### Written problem
Search the data for the word "JSON". Reproduce every line where it is found.

Extracted records:
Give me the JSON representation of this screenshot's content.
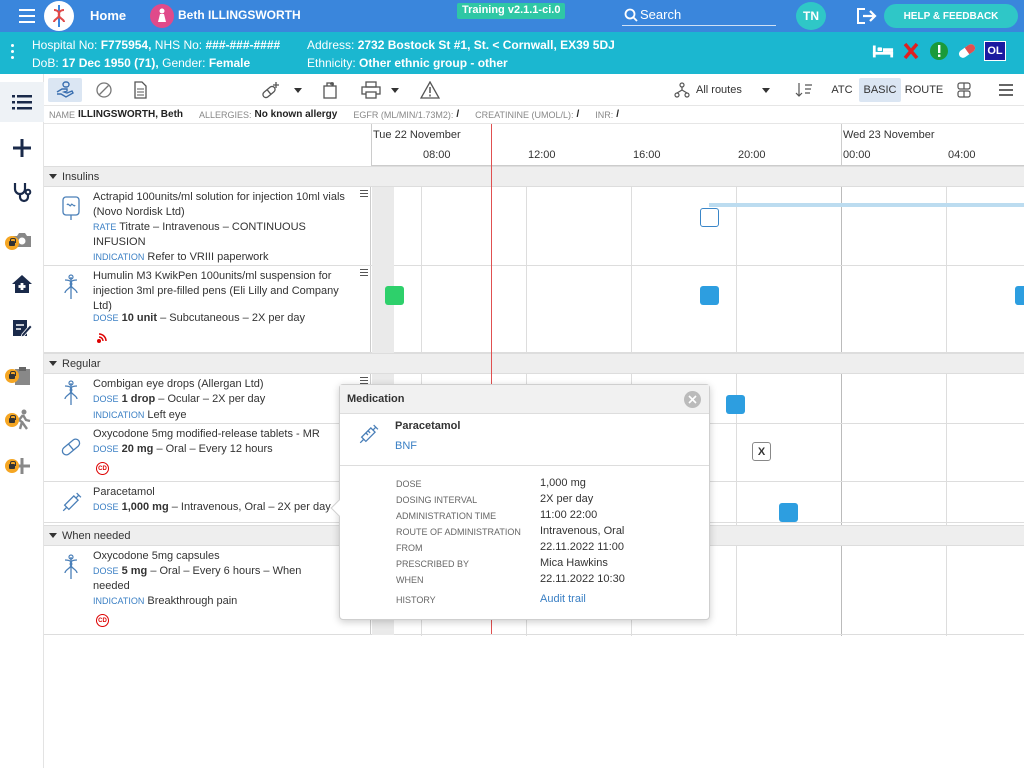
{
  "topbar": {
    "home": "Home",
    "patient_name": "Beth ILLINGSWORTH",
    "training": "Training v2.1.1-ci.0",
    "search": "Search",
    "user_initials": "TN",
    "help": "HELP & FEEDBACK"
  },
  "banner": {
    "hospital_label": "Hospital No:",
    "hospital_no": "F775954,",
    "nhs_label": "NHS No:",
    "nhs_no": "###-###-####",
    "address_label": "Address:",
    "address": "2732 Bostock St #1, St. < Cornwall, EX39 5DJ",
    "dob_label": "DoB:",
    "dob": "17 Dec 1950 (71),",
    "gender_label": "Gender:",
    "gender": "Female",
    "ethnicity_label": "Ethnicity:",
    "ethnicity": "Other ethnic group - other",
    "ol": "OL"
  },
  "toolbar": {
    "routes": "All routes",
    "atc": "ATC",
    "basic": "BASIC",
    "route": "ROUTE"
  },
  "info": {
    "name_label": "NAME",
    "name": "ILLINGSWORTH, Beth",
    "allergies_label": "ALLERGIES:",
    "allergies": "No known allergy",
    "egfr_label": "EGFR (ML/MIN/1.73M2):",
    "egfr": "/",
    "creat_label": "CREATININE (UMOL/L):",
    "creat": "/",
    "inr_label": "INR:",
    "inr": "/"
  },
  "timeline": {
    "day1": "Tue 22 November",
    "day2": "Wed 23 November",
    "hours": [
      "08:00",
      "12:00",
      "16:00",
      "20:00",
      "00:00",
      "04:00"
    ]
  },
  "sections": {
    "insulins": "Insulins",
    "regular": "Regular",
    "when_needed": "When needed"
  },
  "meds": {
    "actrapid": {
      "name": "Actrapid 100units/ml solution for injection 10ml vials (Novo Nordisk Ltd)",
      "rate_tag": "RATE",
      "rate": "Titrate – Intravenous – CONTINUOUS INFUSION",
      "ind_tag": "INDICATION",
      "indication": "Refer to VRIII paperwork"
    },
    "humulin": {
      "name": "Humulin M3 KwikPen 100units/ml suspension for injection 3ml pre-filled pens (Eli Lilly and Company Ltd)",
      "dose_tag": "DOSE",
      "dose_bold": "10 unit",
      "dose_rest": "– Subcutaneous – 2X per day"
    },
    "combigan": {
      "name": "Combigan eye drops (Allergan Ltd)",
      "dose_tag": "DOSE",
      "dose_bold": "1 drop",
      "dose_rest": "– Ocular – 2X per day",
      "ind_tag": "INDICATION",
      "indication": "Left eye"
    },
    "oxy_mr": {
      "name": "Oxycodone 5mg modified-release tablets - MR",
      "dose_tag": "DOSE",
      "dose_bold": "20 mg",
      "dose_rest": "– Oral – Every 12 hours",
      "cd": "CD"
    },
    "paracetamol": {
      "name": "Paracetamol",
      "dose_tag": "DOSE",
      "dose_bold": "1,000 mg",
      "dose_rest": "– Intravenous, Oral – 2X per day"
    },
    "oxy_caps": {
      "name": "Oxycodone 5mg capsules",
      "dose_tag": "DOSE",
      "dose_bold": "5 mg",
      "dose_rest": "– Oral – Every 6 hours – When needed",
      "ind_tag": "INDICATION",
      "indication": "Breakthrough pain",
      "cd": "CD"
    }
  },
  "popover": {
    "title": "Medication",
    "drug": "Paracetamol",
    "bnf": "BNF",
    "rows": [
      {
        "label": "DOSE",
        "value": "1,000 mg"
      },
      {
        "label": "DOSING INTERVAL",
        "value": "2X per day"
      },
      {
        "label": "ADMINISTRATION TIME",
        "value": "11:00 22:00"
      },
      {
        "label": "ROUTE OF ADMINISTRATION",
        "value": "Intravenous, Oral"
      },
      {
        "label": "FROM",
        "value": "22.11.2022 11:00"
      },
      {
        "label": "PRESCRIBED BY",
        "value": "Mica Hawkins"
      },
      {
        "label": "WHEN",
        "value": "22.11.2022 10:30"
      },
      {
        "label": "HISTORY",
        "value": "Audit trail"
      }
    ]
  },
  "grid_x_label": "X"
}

...

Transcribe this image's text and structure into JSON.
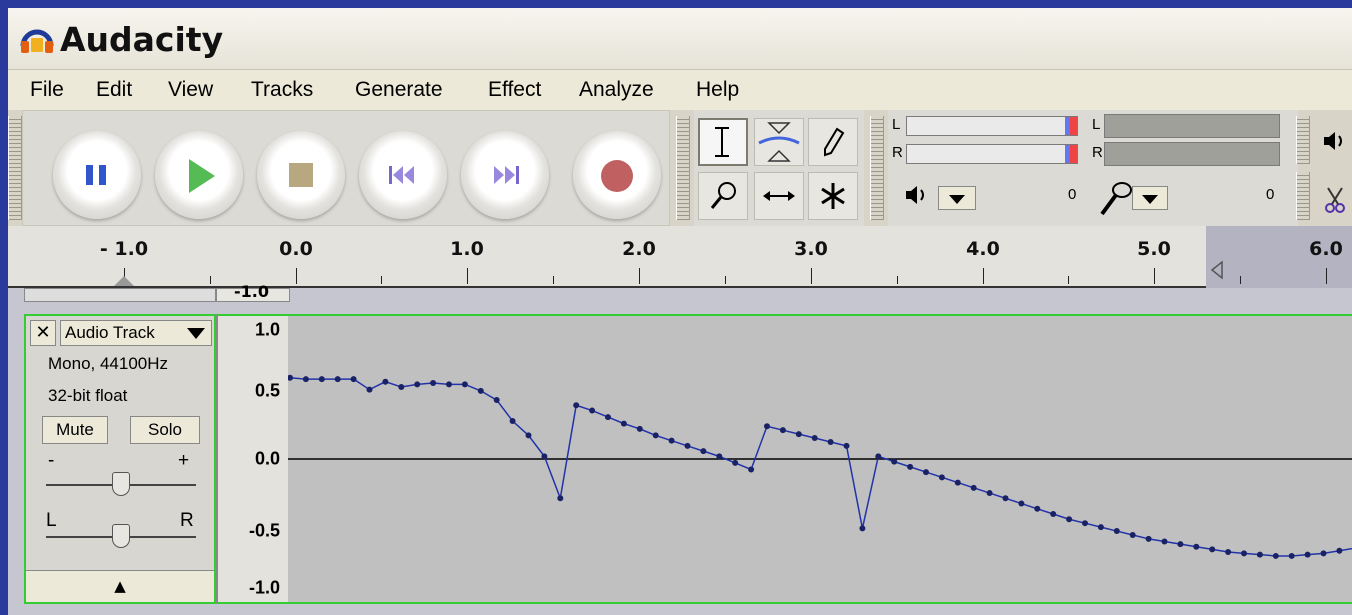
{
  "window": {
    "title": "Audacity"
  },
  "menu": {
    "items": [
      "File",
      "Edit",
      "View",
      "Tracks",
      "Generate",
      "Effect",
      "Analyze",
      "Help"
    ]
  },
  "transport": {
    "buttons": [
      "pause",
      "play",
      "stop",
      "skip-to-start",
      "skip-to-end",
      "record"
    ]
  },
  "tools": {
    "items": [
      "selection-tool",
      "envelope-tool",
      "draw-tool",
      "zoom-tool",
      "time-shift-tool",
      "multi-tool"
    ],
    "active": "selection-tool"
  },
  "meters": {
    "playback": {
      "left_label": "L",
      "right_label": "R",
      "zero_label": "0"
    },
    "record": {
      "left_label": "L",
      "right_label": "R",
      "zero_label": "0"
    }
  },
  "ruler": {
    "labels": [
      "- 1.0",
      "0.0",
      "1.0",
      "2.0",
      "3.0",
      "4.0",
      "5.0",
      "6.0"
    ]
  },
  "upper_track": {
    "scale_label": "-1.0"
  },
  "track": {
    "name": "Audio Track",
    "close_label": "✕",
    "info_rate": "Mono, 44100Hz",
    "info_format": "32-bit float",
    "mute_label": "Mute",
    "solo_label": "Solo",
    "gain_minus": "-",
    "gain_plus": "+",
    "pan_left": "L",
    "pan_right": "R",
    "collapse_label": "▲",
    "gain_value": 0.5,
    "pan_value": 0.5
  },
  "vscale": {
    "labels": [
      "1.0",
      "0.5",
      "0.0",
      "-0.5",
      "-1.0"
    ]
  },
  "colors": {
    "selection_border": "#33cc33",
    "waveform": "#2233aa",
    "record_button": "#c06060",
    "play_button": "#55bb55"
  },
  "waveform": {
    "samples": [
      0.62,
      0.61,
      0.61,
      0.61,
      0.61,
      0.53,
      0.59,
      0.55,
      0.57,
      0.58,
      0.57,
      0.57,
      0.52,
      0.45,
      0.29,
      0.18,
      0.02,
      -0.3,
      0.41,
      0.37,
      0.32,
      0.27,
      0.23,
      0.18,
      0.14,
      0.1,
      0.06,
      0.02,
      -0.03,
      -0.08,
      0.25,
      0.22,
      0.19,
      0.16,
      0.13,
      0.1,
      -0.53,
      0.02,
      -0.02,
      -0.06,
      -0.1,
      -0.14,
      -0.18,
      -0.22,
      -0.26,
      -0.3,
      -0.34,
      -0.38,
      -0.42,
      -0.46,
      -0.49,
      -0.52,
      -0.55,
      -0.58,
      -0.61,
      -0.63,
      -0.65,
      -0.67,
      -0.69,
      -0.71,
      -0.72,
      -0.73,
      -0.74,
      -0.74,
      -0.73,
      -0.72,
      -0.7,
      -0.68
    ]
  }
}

...

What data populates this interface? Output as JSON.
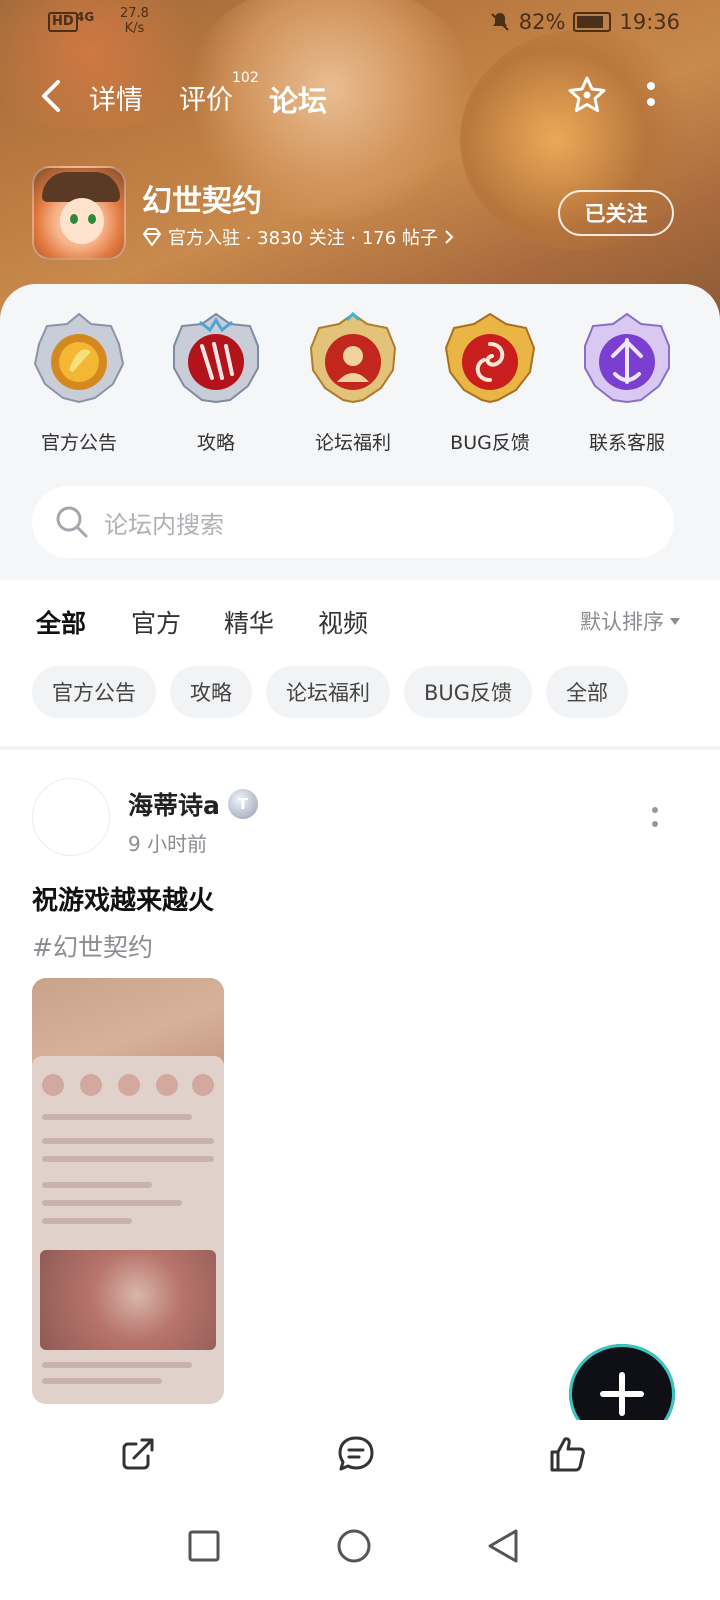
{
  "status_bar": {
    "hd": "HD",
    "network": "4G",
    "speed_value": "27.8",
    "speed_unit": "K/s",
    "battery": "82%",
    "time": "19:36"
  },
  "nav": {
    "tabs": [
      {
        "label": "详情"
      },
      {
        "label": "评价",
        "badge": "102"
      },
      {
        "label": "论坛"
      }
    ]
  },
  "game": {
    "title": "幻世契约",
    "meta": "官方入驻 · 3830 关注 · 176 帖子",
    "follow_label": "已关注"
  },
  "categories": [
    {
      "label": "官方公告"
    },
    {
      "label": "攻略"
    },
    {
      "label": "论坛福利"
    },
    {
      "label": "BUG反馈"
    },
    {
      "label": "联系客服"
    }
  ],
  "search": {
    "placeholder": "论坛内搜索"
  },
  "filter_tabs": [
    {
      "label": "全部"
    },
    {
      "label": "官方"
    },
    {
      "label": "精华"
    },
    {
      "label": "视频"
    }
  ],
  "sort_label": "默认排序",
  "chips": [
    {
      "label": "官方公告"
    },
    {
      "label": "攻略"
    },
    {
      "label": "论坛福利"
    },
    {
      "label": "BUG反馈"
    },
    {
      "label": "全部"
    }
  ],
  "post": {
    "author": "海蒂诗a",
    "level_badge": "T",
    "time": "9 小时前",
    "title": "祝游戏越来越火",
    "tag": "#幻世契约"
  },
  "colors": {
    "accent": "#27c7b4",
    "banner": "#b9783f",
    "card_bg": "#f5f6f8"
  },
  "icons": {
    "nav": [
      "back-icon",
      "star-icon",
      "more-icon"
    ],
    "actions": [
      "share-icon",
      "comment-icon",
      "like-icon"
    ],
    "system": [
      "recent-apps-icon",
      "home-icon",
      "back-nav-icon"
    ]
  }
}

### Written solution
Give me the JSON representation of this screenshot's content.
Transcribe this image's text and structure into JSON.
What data populates this interface? Output as JSON.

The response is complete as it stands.